The input:
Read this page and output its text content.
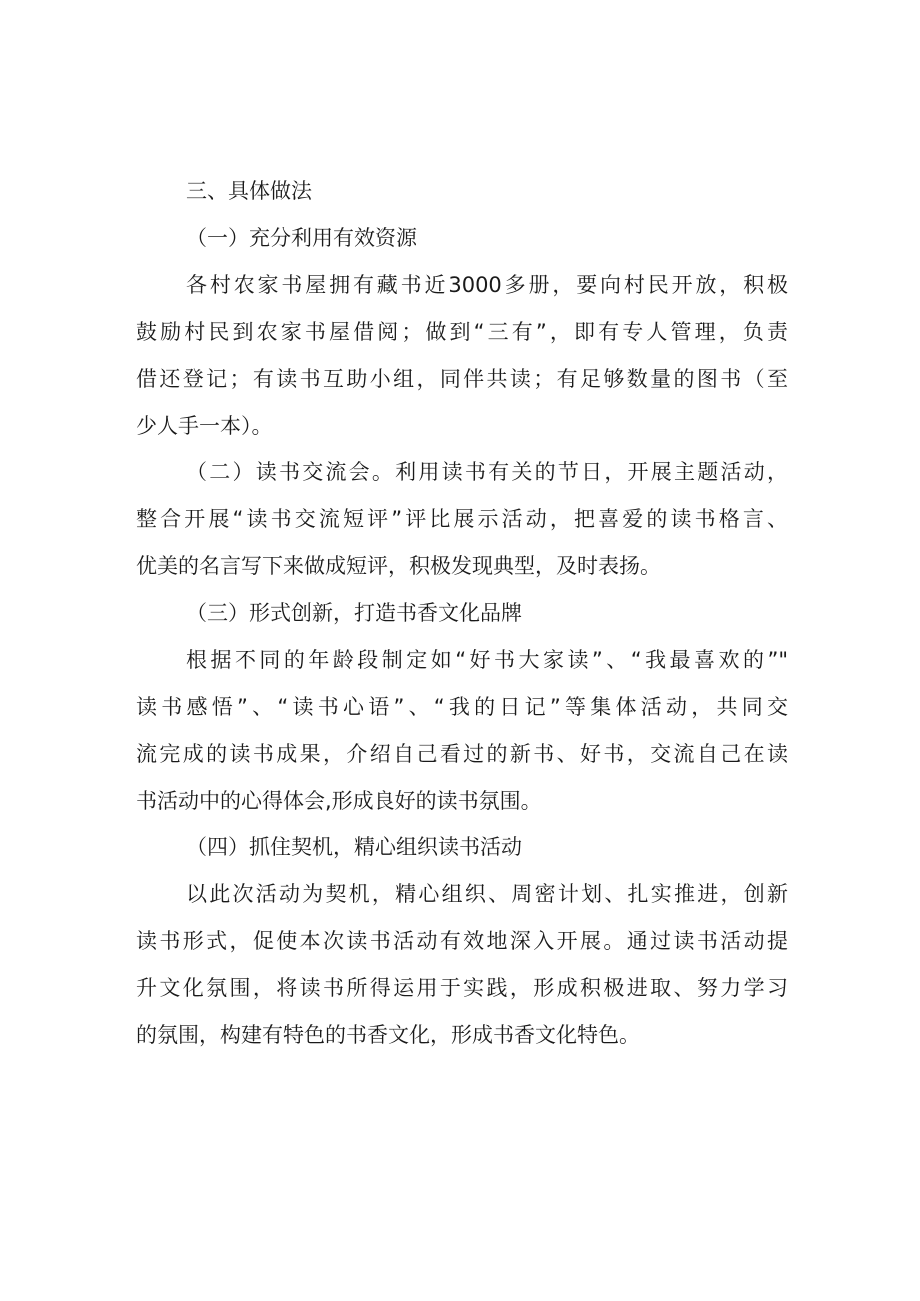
三、具体做法
（一）充分利用有效资源
各村农家书屋拥有藏书近3000多册，要向村民开放，积极
鼓励村民到农家书屋借阅；做到“三有”，即有专人管理，负责
借还登记；有读书互助小组，同伴共读；有足够数量的图书（至
少人手一本）。
（二）读书交流会。利用读书有关的节日，开展主题活动，
整合开展“读书交流短评”评比展示活动，把喜爱的读书格言、
优美的名言写下来做成短评，积极发现典型，及时表扬。
（三）形式创新，打造书香文化品牌
根据不同的年龄段制定如“好书大家读”、“我最喜欢的”"
读书感悟”、“读书心语”、“我的日记”等集体活动，共同交
流完成的读书成果，介绍自己看过的新书、好书，交流自己在读
书活动中的心得体会,形成良好的读书氛围。
（四）抓住契机，精心组织读书活动
以此次活动为契机，精心组织、周密计划、扎实推进，创新
读书形式，促使本次读书活动有效地深入开展。通过读书活动提
升文化氛围，将读书所得运用于实践，形成积极进取、努力学习
的氛围，构建有特色的书香文化，形成书香文化特色。
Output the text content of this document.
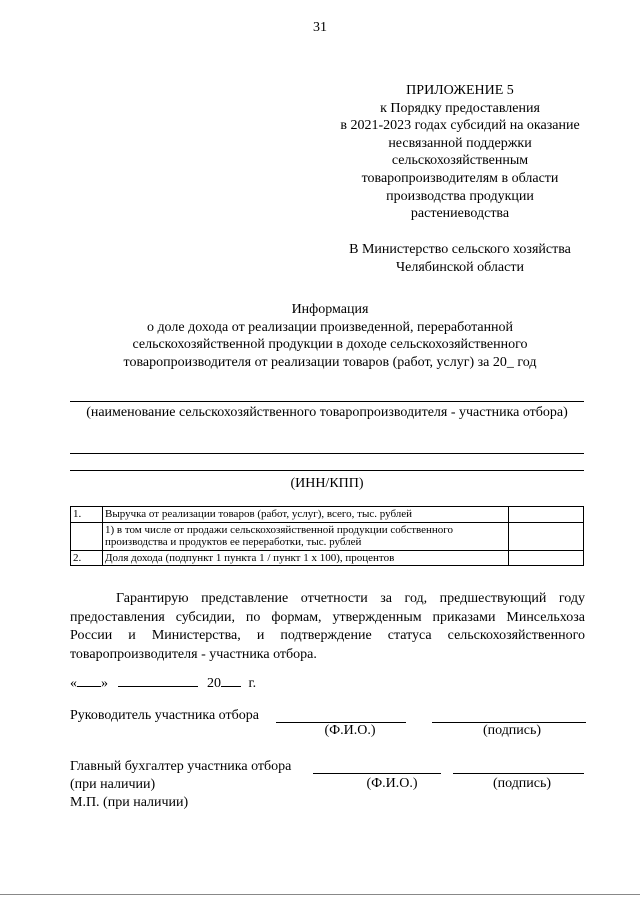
31
ПРИЛОЖЕНИЕ 5
к Порядку предоставления
в 2021-2023 годах субсидий на оказание
несвязанной поддержки
сельскохозяйственным
товаропроизводителям в области
производства продукции
растениеводства
В Министерство сельского хозяйства
Челябинской области
Информация
о доле дохода от реализации произведенной, переработанной
сельскохозяйственной продукции в доходе сельскохозяйственного
товаропроизводителя от реализации товаров (работ, услуг) за 20_ год
(наименование сельскохозяйственного товаропроизводителя - участника отбора)
(ИНН/КПП)
1.	Выручка от реализации товаров (работ, услуг), всего, тыс. рублей	
	1) в том числе от продажи сельскохозяйственной продукции собственного производства и продуктов ее переработки, тыс. рублей	
2.	Доля дохода (подпункт 1 пункта 1 / пункт 1 х 100), процентов	
Гарантирую представление отчетности за год, предшествующий году предоставления субсидии, по формам, утвержденным приказами Минсельхоза России и Министерства, и подтверждение статуса сельскохозяйственного товаропроизводителя - участника отбора.
« »	20 г.
Руководитель участника отбора
(Ф.И.О.)	(подпись)
Главный бухгалтер участника отбора
(при наличии)	(Ф.И.О.)	(подпись)
М.П. (при наличии)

Written task: Leave the pictures out and output the rest of the listing exactly.

Task answer:
Read this page and output its text content.
三、具体做法
（一）充分利用有效资源
各村农家书屋拥有藏书近3000多册，要向村民开放，积极
鼓励村民到农家书屋借阅；做到“三有”，即有专人管理，负责
借还登记；有读书互助小组，同伴共读；有足够数量的图书（至
少人手一本）。
（二）读书交流会。利用读书有关的节日，开展主题活动，
整合开展“读书交流短评”评比展示活动，把喜爱的读书格言、
优美的名言写下来做成短评，积极发现典型，及时表扬。
（三）形式创新，打造书香文化品牌
根据不同的年龄段制定如“好书大家读”、“我最喜欢的”"
读书感悟”、“读书心语”、“我的日记”等集体活动，共同交
流完成的读书成果，介绍自己看过的新书、好书，交流自己在读
书活动中的心得体会,形成良好的读书氛围。
（四）抓住契机，精心组织读书活动
以此次活动为契机，精心组织、周密计划、扎实推进，创新
读书形式，促使本次读书活动有效地深入开展。通过读书活动提
升文化氛围，将读书所得运用于实践，形成积极进取、努力学习
的氛围，构建有特色的书香文化，形成书香文化特色。
Output the text content of this document.
31
ПРИЛОЖЕНИЕ 5
к Порядку предоставления
в 2021-2023 годах субсидий на оказание
несвязанной поддержки
сельскохозяйственным
товаропроизводителям в области
производства продукции
растениеводства
В Министерство сельского хозяйства
Челябинской области
Информация
о доле дохода от реализации произведенной, переработанной
сельскохозяйственной продукции в доходе сельскохозяйственного
товаропроизводителя от реализации товаров (работ, услуг) за 20_ год
(наименование сельскохозяйственного товаропроизводителя - участника отбора)
(ИНН/КПП)
1.	Выручка от реализации товаров (работ, услуг), всего, тыс. рублей	
	1) в том числе от продажи сельскохозяйственной продукции собственного производства и продуктов ее переработки, тыс. рублей	
2.	Доля дохода (подпункт 1 пункта 1 / пункт 1 х 100), процентов	
Гарантирую представление отчетности за год, предшествующий году предоставления субсидии, по формам, утвержденным приказами Минсельхоза России и Министерства, и подтверждение статуса сельскохозяйственного товаропроизводителя - участника отбора.
« »	20 г.
Руководитель участника отбора
(Ф.И.О.)	(подпись)
Главный бухгалтер участника отбора
(при наличии)	(Ф.И.О.)	(подпись)
М.П. (при наличии)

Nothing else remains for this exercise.